Record extracts =>
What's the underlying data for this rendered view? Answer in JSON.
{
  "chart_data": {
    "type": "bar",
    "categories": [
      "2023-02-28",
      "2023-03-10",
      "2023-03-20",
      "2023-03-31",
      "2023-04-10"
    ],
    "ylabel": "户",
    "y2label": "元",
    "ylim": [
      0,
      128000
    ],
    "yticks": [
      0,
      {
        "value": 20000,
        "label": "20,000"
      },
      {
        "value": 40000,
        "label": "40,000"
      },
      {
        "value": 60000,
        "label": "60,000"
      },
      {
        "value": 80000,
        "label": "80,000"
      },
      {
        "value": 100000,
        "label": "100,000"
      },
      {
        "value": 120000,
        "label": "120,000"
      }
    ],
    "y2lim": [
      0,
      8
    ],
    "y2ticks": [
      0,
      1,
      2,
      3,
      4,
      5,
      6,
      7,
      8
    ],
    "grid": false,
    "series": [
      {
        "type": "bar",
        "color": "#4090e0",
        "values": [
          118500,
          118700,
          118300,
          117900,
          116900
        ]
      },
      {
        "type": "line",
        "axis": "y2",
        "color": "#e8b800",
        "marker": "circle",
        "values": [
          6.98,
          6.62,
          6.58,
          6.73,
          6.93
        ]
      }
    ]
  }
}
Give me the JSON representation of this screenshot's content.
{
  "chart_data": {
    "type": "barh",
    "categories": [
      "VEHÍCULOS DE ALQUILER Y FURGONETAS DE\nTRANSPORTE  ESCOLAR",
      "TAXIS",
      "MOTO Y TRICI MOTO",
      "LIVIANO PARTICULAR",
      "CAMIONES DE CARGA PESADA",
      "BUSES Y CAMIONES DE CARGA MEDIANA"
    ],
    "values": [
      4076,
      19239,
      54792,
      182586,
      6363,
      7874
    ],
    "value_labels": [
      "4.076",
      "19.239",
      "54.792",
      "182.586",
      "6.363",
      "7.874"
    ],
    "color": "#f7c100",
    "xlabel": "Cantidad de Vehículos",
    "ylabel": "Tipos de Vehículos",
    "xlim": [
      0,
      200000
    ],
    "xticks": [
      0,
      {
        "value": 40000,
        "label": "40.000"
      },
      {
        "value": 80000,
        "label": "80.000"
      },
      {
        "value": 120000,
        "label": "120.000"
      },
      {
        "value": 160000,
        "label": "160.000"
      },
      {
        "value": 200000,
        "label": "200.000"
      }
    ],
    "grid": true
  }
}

...

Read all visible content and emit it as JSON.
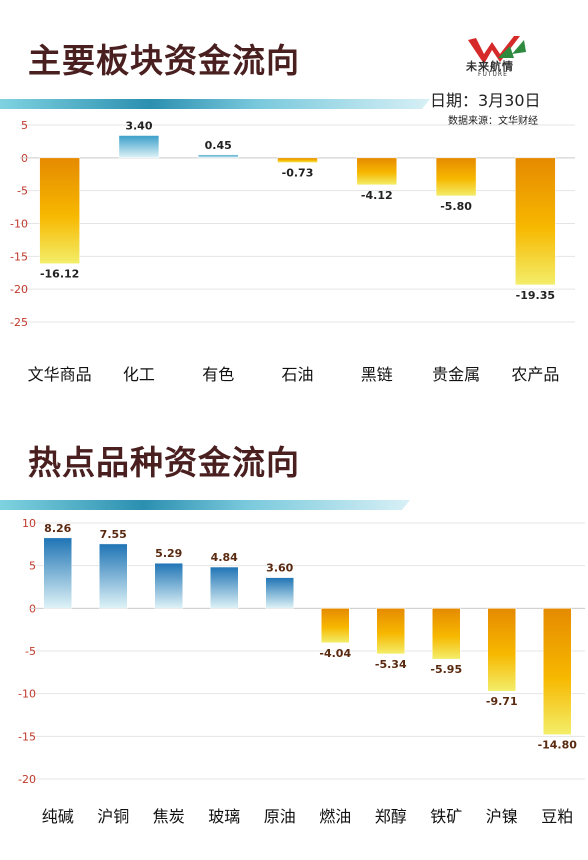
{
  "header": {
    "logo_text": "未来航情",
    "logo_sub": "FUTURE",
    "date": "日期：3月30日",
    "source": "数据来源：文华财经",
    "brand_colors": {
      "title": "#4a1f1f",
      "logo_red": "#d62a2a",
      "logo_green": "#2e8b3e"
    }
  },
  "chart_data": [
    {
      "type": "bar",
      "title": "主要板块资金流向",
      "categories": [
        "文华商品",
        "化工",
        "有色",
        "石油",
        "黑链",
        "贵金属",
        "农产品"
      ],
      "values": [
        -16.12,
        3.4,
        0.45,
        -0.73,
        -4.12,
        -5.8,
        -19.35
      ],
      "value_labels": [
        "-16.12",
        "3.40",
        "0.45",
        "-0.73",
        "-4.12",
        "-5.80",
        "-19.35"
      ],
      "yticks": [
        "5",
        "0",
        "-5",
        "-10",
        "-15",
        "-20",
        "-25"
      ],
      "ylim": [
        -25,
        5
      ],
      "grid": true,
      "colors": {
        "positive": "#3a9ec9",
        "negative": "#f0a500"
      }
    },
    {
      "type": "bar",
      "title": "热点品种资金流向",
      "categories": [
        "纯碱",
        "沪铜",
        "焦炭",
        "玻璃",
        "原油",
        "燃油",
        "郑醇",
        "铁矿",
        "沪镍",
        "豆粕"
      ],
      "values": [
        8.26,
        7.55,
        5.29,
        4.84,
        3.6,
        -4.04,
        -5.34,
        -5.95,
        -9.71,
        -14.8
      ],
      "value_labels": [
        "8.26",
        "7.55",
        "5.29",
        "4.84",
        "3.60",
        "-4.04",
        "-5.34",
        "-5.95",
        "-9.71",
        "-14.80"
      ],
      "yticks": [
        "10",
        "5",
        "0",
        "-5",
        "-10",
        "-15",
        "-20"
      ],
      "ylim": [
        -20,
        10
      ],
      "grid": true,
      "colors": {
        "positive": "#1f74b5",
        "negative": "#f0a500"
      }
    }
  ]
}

Prompt =>
Read the data above and pull out each line that holds the string "JSON".

Result of this exercise =>
What's the underlying data for this rendered view? Answer in JSON.
Give me the JSON representation of this screenshot's content.
Read all visible content and emit it as JSON.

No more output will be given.